- **Exercise details**
Please write out the complete listing that follows, exactly as it reads.

## Begin Information shown

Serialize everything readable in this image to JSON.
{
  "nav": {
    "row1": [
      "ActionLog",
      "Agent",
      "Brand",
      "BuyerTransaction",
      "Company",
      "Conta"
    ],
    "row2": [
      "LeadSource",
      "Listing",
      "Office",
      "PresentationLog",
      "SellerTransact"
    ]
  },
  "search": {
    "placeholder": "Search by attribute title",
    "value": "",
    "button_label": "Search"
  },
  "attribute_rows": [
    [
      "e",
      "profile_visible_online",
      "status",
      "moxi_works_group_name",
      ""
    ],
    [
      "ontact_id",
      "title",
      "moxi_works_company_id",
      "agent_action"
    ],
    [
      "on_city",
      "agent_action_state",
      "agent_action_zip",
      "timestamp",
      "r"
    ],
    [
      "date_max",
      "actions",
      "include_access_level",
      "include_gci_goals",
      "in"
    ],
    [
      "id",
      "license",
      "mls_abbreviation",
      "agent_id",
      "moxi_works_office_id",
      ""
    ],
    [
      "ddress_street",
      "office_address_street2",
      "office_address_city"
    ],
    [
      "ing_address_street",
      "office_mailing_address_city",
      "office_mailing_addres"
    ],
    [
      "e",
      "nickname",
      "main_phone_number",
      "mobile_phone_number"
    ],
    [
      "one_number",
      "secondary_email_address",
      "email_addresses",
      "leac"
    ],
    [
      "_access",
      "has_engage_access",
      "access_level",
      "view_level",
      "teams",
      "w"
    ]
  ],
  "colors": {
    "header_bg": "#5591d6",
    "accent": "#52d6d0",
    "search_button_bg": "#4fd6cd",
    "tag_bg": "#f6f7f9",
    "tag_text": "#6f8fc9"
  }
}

## End Information shown

- **Answer below**
Serialize everything readable in this image to JSON.
{
  "nav": {
    "row1": [
      "ActionLog",
      "Agent",
      "Brand",
      "BuyerTransaction",
      "Company",
      "Conta"
    ],
    "row2": [
      "LeadSource",
      "Listing",
      "Office",
      "PresentationLog",
      "SellerTransact"
    ]
  },
  "search": {
    "placeholder": "Search by attribute title",
    "value": "",
    "button_label": "Search"
  },
  "attribute_rows": [
    [
      "e",
      "profile_visible_online",
      "status",
      "moxi_works_group_name",
      ""
    ],
    [
      "ontact_id",
      "title",
      "moxi_works_company_id",
      "agent_action"
    ],
    [
      "on_city",
      "agent_action_state",
      "agent_action_zip",
      "timestamp",
      "r"
    ],
    [
      "date_max",
      "actions",
      "include_access_level",
      "include_gci_goals",
      "in"
    ],
    [
      "id",
      "license",
      "mls_abbreviation",
      "agent_id",
      "moxi_works_office_id",
      ""
    ],
    [
      "ddress_street",
      "office_address_street2",
      "office_address_city"
    ],
    [
      "ing_address_street",
      "office_mailing_address_city",
      "office_mailing_addres"
    ],
    [
      "e",
      "nickname",
      "main_phone_number",
      "mobile_phone_number"
    ],
    [
      "one_number",
      "secondary_email_address",
      "email_addresses",
      "leac"
    ],
    [
      "_access",
      "has_engage_access",
      "access_level",
      "view_level",
      "teams",
      "w"
    ]
  ],
  "colors": {
    "header_bg": "#5591d6",
    "accent": "#52d6d0",
    "search_button_bg": "#4fd6cd",
    "tag_bg": "#f6f7f9",
    "tag_text": "#6f8fc9"
  }
}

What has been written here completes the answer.